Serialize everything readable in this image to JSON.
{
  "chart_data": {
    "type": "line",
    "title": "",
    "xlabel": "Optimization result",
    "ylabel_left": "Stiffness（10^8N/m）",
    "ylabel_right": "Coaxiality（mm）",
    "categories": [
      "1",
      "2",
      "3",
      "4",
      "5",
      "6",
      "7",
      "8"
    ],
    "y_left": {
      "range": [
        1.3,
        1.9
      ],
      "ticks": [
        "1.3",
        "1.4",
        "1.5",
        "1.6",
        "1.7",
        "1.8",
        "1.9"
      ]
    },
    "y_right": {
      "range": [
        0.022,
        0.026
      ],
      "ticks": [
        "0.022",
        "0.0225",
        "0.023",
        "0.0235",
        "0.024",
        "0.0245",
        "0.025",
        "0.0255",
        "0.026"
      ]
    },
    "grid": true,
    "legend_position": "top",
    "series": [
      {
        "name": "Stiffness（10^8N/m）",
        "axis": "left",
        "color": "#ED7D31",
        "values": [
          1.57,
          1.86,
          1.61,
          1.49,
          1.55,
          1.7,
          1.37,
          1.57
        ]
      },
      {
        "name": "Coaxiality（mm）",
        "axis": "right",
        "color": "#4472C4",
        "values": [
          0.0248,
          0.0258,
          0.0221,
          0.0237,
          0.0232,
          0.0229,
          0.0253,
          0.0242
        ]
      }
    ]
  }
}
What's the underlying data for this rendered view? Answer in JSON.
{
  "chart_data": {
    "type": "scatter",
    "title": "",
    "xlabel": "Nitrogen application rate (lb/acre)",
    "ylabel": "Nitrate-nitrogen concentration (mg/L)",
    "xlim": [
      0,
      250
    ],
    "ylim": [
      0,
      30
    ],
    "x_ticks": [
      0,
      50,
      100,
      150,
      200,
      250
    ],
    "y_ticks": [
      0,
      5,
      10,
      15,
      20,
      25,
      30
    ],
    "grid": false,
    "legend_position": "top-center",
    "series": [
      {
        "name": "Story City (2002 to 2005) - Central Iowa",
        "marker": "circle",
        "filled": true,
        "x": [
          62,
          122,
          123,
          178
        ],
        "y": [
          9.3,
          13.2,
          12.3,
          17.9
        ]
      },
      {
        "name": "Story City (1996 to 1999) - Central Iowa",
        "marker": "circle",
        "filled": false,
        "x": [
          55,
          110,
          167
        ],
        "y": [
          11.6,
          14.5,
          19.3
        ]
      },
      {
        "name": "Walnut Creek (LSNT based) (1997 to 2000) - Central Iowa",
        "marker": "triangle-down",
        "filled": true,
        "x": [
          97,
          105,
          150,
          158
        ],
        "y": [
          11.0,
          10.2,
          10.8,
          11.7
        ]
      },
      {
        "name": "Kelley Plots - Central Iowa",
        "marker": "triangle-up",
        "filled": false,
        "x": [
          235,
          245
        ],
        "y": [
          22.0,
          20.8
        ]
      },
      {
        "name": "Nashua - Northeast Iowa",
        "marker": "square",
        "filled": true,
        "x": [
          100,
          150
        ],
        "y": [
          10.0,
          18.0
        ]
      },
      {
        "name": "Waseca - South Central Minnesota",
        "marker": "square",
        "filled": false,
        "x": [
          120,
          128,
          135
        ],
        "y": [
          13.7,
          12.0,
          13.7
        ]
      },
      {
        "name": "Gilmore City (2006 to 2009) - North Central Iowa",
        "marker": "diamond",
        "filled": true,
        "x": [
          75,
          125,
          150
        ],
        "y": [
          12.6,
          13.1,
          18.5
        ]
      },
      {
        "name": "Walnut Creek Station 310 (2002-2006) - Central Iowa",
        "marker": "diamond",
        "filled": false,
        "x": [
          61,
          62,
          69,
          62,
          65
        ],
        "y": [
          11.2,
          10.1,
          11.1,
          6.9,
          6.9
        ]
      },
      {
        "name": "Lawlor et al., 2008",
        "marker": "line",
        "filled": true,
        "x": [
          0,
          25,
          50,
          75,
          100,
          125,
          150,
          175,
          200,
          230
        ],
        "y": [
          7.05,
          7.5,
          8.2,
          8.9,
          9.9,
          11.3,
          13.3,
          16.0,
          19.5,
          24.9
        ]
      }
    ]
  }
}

» **Aim**
Copy out the full listing exactly.

» **Solution to this problem**
Serialize everything readable in this image to JSON.
{
  "chart_data": {
    "type": "line",
    "title": "",
    "xlabel": "Optimization result",
    "ylabel_left": "Stiffness（10^8N/m）",
    "ylabel_right": "Coaxiality（mm）",
    "categories": [
      "1",
      "2",
      "3",
      "4",
      "5",
      "6",
      "7",
      "8"
    ],
    "y_left": {
      "range": [
        1.3,
        1.9
      ],
      "ticks": [
        "1.3",
        "1.4",
        "1.5",
        "1.6",
        "1.7",
        "1.8",
        "1.9"
      ]
    },
    "y_right": {
      "range": [
        0.022,
        0.026
      ],
      "ticks": [
        "0.022",
        "0.0225",
        "0.023",
        "0.0235",
        "0.024",
        "0.0245",
        "0.025",
        "0.0255",
        "0.026"
      ]
    },
    "grid": true,
    "legend_position": "top",
    "series": [
      {
        "name": "Stiffness（10^8N/m）",
        "axis": "left",
        "color": "#ED7D31",
        "values": [
          1.57,
          1.86,
          1.61,
          1.49,
          1.55,
          1.7,
          1.37,
          1.57
        ]
      },
      {
        "name": "Coaxiality（mm）",
        "axis": "right",
        "color": "#4472C4",
        "values": [
          0.0248,
          0.0258,
          0.0221,
          0.0237,
          0.0232,
          0.0229,
          0.0253,
          0.0242
        ]
      }
    ]
  }
}
What's the underlying data for this rendered view? Answer in JSON.
{
  "chart_data": {
    "type": "scatter",
    "title": "",
    "xlabel": "Nitrogen application rate (lb/acre)",
    "ylabel": "Nitrate-nitrogen concentration (mg/L)",
    "xlim": [
      0,
      250
    ],
    "ylim": [
      0,
      30
    ],
    "x_ticks": [
      0,
      50,
      100,
      150,
      200,
      250
    ],
    "y_ticks": [
      0,
      5,
      10,
      15,
      20,
      25,
      30
    ],
    "grid": false,
    "legend_position": "top-center",
    "series": [
      {
        "name": "Story City (2002 to 2005) - Central Iowa",
        "marker": "circle",
        "filled": true,
        "x": [
          62,
          122,
          123,
          178
        ],
        "y": [
          9.3,
          13.2,
          12.3,
          17.9
        ]
      },
      {
        "name": "Story City (1996 to 1999) - Central Iowa",
        "marker": "circle",
        "filled": false,
        "x": [
          55,
          110,
          167
        ],
        "y": [
          11.6,
          14.5,
          19.3
        ]
      },
      {
        "name": "Walnut Creek (LSNT based) (1997 to 2000) - Central Iowa",
        "marker": "triangle-down",
        "filled": true,
        "x": [
          97,
          105,
          150,
          158
        ],
        "y": [
          11.0,
          10.2,
          10.8,
          11.7
        ]
      },
      {
        "name": "Kelley Plots - Central Iowa",
        "marker": "triangle-up",
        "filled": false,
        "x": [
          235,
          245
        ],
        "y": [
          22.0,
          20.8
        ]
      },
      {
        "name": "Nashua - Northeast Iowa",
        "marker": "square",
        "filled": true,
        "x": [
          100,
          150
        ],
        "y": [
          10.0,
          18.0
        ]
      },
      {
        "name": "Waseca - South Central Minnesota",
        "marker": "square",
        "filled": false,
        "x": [
          120,
          128,
          135
        ],
        "y": [
          13.7,
          12.0,
          13.7
        ]
      },
      {
        "name": "Gilmore City (2006 to 2009) - North Central Iowa",
        "marker": "diamond",
        "filled": true,
        "x": [
          75,
          125,
          150
        ],
        "y": [
          12.6,
          13.1,
          18.5
        ]
      },
      {
        "name": "Walnut Creek Station 310 (2002-2006) - Central Iowa",
        "marker": "diamond",
        "filled": false,
        "x": [
          61,
          62,
          69,
          62,
          65
        ],
        "y": [
          11.2,
          10.1,
          11.1,
          6.9,
          6.9
        ]
      },
      {
        "name": "Lawlor et al., 2008",
        "marker": "line",
        "filled": true,
        "x": [
          0,
          25,
          50,
          75,
          100,
          125,
          150,
          175,
          200,
          230
        ],
        "y": [
          7.05,
          7.5,
          8.2,
          8.9,
          9.9,
          11.3,
          13.3,
          16.0,
          19.5,
          24.9
        ]
      }
    ]
  }
}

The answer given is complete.